**GIVEN PROBLEM:**
Output every line of the material below unchanged, and leave the pictures out of your output.

====== DATA LINES ======

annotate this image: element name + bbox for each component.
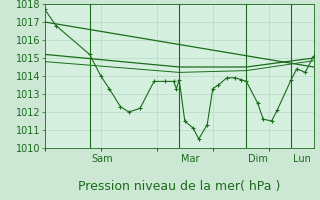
Text: Lun: Lun [292,154,310,164]
Text: Dim: Dim [248,154,268,164]
Text: Sam: Sam [91,154,113,164]
Text: Mar: Mar [180,154,199,164]
Text: Pression niveau de la mer( hPa ): Pression niveau de la mer( hPa ) [78,180,280,193]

======

**EXERCISE RESULT:**
annotate this image: element name + bbox for each component.
Text: Lun: Lun [292,154,310,164]
Text: Dim: Dim [248,154,268,164]
Text: Sam: Sam [91,154,113,164]
Text: Mar: Mar [180,154,199,164]
Text: Pression niveau de la mer( hPa ): Pression niveau de la mer( hPa ) [78,180,280,193]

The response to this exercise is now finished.